MATERIAL FOR THE TASK:

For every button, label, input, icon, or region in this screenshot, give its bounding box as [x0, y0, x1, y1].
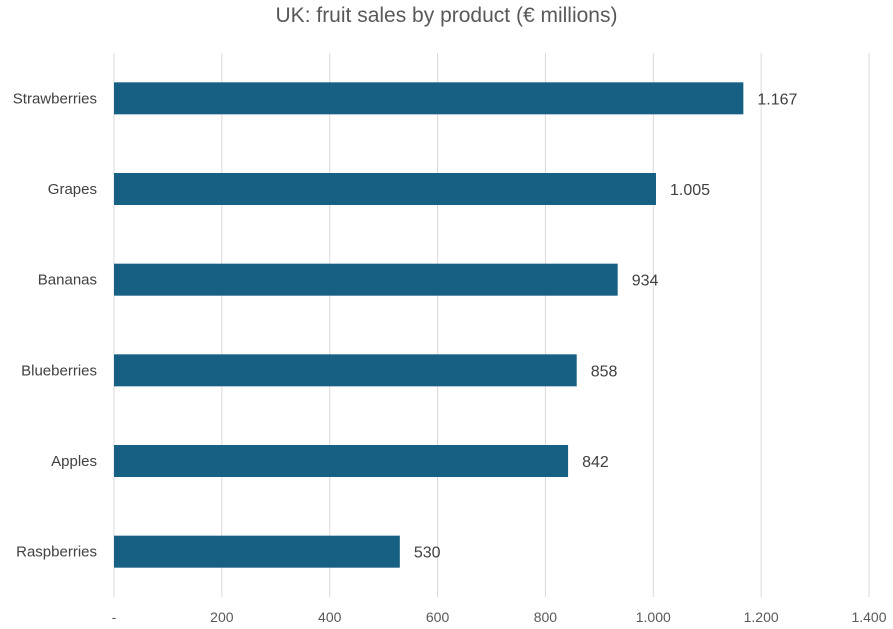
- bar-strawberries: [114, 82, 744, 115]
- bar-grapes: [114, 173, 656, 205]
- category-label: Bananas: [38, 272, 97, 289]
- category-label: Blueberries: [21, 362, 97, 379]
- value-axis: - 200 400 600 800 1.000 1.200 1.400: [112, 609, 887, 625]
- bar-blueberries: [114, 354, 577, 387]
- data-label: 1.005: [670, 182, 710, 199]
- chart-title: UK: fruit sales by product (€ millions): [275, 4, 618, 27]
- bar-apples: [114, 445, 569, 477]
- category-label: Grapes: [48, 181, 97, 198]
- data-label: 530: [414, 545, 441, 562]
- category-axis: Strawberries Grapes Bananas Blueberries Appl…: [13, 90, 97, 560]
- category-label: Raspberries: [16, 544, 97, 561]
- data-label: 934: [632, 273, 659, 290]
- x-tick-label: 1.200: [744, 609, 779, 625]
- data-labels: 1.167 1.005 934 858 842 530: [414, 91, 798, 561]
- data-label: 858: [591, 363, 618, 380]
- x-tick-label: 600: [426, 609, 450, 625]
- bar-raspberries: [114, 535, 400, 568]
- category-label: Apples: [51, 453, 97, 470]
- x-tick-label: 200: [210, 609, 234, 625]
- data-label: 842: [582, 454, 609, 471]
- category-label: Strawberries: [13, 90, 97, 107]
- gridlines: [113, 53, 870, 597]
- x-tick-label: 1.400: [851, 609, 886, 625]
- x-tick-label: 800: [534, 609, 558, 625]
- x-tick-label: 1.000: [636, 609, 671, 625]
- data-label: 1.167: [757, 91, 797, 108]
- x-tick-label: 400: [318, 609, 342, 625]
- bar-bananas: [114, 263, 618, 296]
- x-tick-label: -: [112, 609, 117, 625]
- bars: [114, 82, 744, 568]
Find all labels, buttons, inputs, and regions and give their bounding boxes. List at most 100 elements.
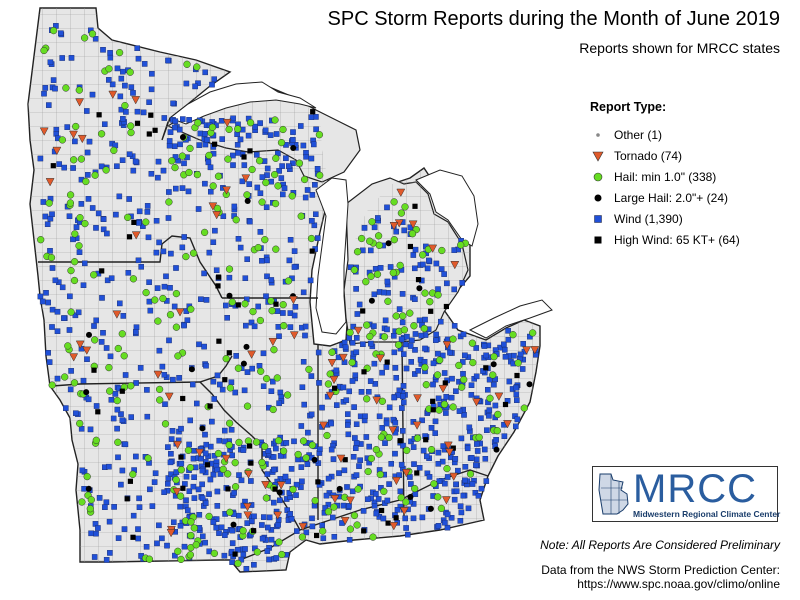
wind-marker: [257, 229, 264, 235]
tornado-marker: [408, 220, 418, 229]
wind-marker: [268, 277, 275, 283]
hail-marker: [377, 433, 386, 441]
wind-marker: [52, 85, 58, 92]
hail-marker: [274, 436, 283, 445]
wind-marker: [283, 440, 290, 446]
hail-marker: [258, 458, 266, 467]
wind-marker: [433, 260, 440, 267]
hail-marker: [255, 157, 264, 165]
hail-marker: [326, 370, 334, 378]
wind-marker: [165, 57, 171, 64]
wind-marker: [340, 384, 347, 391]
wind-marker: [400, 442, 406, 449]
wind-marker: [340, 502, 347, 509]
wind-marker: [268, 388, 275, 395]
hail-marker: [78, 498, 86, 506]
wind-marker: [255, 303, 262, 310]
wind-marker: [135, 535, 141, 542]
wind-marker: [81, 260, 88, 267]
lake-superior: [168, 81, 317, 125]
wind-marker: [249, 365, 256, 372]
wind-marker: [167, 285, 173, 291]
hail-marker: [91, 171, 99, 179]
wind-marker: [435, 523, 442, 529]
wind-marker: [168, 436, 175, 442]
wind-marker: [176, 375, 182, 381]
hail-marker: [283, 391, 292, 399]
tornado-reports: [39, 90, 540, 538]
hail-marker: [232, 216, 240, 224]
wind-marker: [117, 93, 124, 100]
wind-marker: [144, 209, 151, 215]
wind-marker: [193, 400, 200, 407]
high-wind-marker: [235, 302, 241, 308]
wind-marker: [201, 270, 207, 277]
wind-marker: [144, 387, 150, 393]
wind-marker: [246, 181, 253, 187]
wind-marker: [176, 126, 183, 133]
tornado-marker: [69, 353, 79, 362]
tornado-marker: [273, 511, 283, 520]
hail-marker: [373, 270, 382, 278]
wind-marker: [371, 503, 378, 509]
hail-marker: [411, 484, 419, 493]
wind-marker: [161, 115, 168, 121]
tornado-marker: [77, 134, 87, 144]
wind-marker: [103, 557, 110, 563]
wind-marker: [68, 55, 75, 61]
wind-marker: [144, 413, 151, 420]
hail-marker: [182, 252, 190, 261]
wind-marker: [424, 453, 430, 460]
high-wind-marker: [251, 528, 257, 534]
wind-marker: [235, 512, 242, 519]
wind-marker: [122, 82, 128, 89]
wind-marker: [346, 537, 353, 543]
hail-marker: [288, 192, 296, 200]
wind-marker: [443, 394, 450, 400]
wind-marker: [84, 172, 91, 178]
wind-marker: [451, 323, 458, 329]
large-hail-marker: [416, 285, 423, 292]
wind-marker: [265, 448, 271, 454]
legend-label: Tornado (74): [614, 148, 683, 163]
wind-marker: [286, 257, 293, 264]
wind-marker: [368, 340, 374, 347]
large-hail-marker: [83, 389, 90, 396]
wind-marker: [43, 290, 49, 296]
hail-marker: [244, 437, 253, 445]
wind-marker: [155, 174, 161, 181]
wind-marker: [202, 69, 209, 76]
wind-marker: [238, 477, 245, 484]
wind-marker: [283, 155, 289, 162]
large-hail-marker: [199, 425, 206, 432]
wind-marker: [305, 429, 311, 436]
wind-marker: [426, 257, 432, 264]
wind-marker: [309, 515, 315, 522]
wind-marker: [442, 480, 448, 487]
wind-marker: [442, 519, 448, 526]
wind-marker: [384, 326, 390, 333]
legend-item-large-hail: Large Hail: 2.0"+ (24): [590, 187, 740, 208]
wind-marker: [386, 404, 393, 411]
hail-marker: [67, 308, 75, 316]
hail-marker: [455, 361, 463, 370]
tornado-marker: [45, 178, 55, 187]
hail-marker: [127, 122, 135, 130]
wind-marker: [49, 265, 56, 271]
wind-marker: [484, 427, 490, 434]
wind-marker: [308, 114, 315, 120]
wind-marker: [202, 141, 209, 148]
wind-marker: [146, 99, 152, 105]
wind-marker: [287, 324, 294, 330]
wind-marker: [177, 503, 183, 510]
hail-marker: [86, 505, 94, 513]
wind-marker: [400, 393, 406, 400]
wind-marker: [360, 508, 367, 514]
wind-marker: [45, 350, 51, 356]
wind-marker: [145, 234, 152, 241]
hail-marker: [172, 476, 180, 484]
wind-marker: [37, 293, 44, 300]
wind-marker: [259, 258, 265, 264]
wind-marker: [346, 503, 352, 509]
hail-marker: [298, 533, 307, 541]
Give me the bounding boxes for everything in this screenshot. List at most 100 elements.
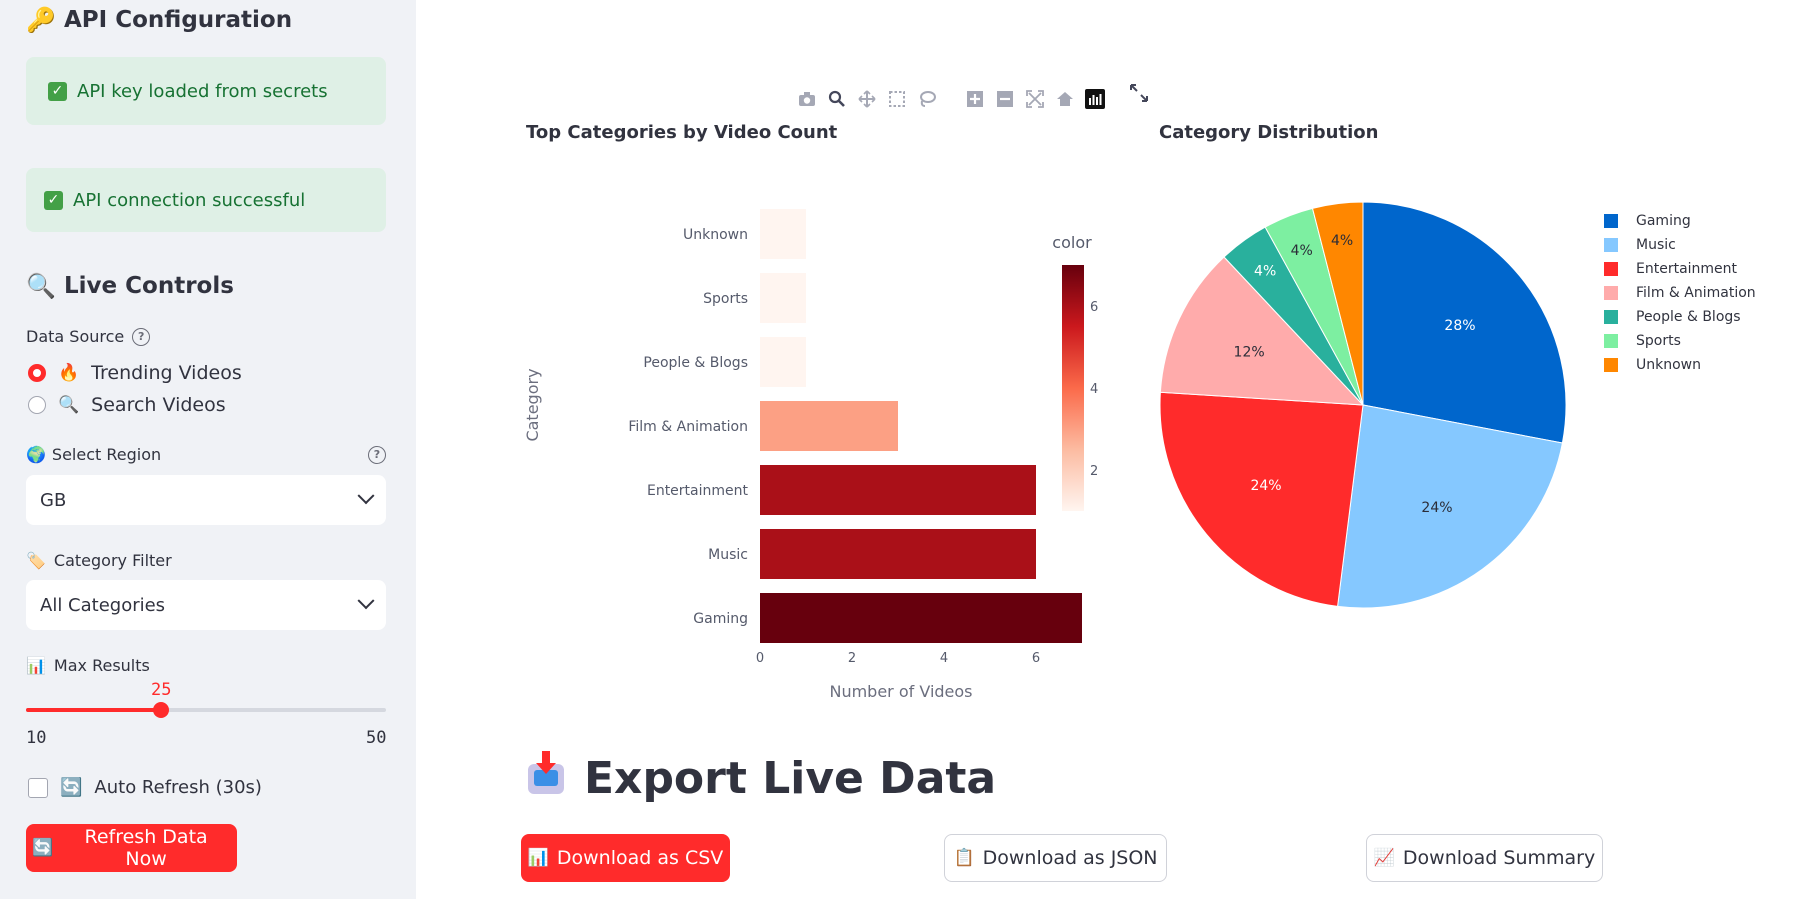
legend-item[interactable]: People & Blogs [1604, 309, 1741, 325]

SHORT PROBLEM: Can you give these lines again with "screenshot" replaced by "image" everywhere and nothing else changed, omitting the pictures?

RESPONSE BELOW:
For every button, label, input, icon, or region in this image, give its bounding box as [x0, y0, x1, y1].
- bar-strawberries: [114, 82, 744, 115]
- bar-grapes: [114, 173, 656, 205]
- category-label: Bananas: [38, 272, 97, 289]
- category-label: Blueberries: [21, 362, 97, 379]
- value-axis: - 200 400 600 800 1.000 1.200 1.400: [112, 609, 887, 625]
- bar-blueberries: [114, 354, 577, 387]
- data-label: 1.005: [670, 182, 710, 199]
- chart-title: UK: fruit sales by product (€ millions): [275, 4, 618, 27]
- bar-apples: [114, 445, 569, 477]
- category-label: Grapes: [48, 181, 97, 198]
- data-label: 530: [414, 545, 441, 562]
- category-axis: Strawberries Grapes Bananas Blueberries Appl…: [13, 90, 97, 560]
- category-label: Raspberries: [16, 544, 97, 561]
- data-label: 934: [632, 273, 659, 290]
- x-tick-label: 1.200: [744, 609, 779, 625]
- data-labels: 1.167 1.005 934 858 842 530: [414, 91, 798, 561]
- data-label: 858: [591, 363, 618, 380]
- x-tick-label: 600: [426, 609, 450, 625]
- bar-raspberries: [114, 535, 400, 568]
- category-label: Apples: [51, 453, 97, 470]
- x-tick-label: 200: [210, 609, 234, 625]
- data-label: 842: [582, 454, 609, 471]
- category-label: Strawberries: [13, 90, 97, 107]
- gridlines: [113, 53, 870, 597]
- x-tick-label: 1.400: [851, 609, 886, 625]
- x-tick-label: 800: [534, 609, 558, 625]
- x-tick-label: 1.000: [636, 609, 671, 625]
- data-label: 1.167: [757, 91, 797, 108]
- x-tick-label: 400: [318, 609, 342, 625]
- bar-bananas: [114, 263, 618, 296]
- x-tick-label: -: [112, 609, 117, 625]
- bars: [114, 82, 744, 568]
Find all labels, buttons, inputs, and regions and give their bounding boxes. List at most 100 elements.
wind-marker: [257, 229, 264, 235]
tornado-marker: [408, 220, 418, 229]
wind-marker: [268, 277, 275, 283]
hail-marker: [377, 433, 386, 441]
wind-marker: [52, 85, 58, 92]
hail-marker: [274, 436, 283, 445]
wind-marker: [283, 440, 290, 446]
hail-marker: [258, 458, 266, 467]
wind-marker: [433, 260, 440, 267]
hail-marker: [255, 157, 264, 165]
hail-marker: [326, 370, 334, 378]
wind-marker: [165, 57, 171, 64]
wind-marker: [340, 384, 347, 391]
wind-marker: [400, 442, 406, 449]
wind-marker: [340, 502, 347, 509]
wind-marker: [268, 388, 275, 395]
hail-marker: [78, 498, 86, 506]
wind-marker: [255, 303, 262, 310]
wind-marker: [135, 535, 141, 542]
wind-marker: [81, 260, 88, 267]
lake-superior: [168, 81, 317, 125]
wind-marker: [249, 365, 256, 372]
wind-marker: [167, 285, 173, 291]
hail-marker: [91, 171, 99, 179]
wind-marker: [435, 523, 442, 529]
wind-marker: [168, 436, 175, 442]
wind-marker: [176, 375, 182, 381]
hail-marker: [283, 391, 292, 399]
tornado-reports: [39, 90, 540, 538]
hail-marker: [232, 216, 240, 224]
wind-marker: [117, 93, 124, 100]
wind-marker: [144, 209, 151, 215]
wind-marker: [193, 400, 200, 407]
high-wind-marker: [235, 302, 241, 308]
wind-marker: [201, 270, 207, 277]
wind-marker: [144, 387, 150, 393]
wind-marker: [246, 181, 253, 187]
wind-marker: [176, 126, 183, 133]
tornado-marker: [69, 353, 79, 362]
tornado-marker: [273, 511, 283, 520]
hail-marker: [373, 270, 382, 278]
wind-marker: [371, 503, 378, 509]
hail-marker: [411, 484, 419, 493]
wind-marker: [161, 115, 168, 121]
tornado-marker: [77, 134, 87, 144]
wind-marker: [103, 557, 110, 563]
wind-marker: [68, 55, 75, 61]
wind-marker: [144, 413, 151, 420]
hail-marker: [182, 252, 190, 261]
wind-marker: [424, 453, 430, 460]
high-wind-marker: [251, 528, 257, 534]
wind-marker: [235, 512, 242, 519]
wind-marker: [122, 82, 128, 89]
wind-marker: [346, 537, 353, 543]
hail-marker: [288, 192, 296, 200]
wind-marker: [443, 394, 450, 400]
wind-marker: [84, 172, 91, 178]
wind-marker: [451, 323, 458, 329]
large-hail-marker: [416, 285, 423, 292]
wind-marker: [265, 448, 271, 454]
legend-label: Tornado (74): [614, 148, 683, 163]
wind-marker: [286, 257, 293, 264]
wind-marker: [368, 340, 374, 347]
large-hail-marker: [83, 389, 90, 396]
wind-marker: [43, 290, 49, 296]
hail-marker: [244, 437, 253, 445]
wind-marker: [155, 174, 161, 181]
wind-marker: [202, 69, 209, 76]
wind-marker: [238, 477, 245, 484]
wind-marker: [283, 155, 289, 162]
large-hail-marker: [199, 425, 206, 432]
wind-marker: [305, 429, 311, 436]
wind-marker: [426, 257, 432, 264]
wind-marker: [309, 515, 315, 522]
wind-marker: [442, 480, 448, 487]
wind-marker: [442, 519, 448, 526]
wind-marker: [384, 326, 390, 333]
legend-item-large-hail: Large Hail: 2.0"+ (24): [590, 187, 740, 208]
wind-marker: [386, 404, 393, 411]
hail-marker: [67, 308, 75, 316]
hail-marker: [455, 361, 463, 370]
tornado-marker: [45, 178, 55, 187]
hail-marker: [127, 122, 135, 130]
wind-marker: [49, 265, 56, 271]
wind-marker: [484, 427, 490, 434]
wind-marker: [308, 114, 315, 120]
wind-marker: [202, 141, 209, 148]
wind-marker: [146, 99, 152, 105]
wind-marker: [287, 324, 294, 330]
wind-marker: [177, 503, 183, 510]
hail-marker: [86, 505, 94, 513]
wind-marker: [400, 393, 406, 400]
wind-marker: [360, 508, 367, 514]
wind-marker: [45, 350, 51, 356]
wind-marker: [145, 234, 152, 241]
hail-marker: [172, 476, 180, 484]
wind-marker: [37, 293, 44, 300]
wind-marker: [259, 258, 265, 264]
wind-marker: [346, 503, 352, 509]
hail-marker: [298, 533, 307, 541]
Give me the bounding boxes for everything in this image. List at most 100 elements.
legend-item[interactable]: People & Blogs [1604, 309, 1741, 325]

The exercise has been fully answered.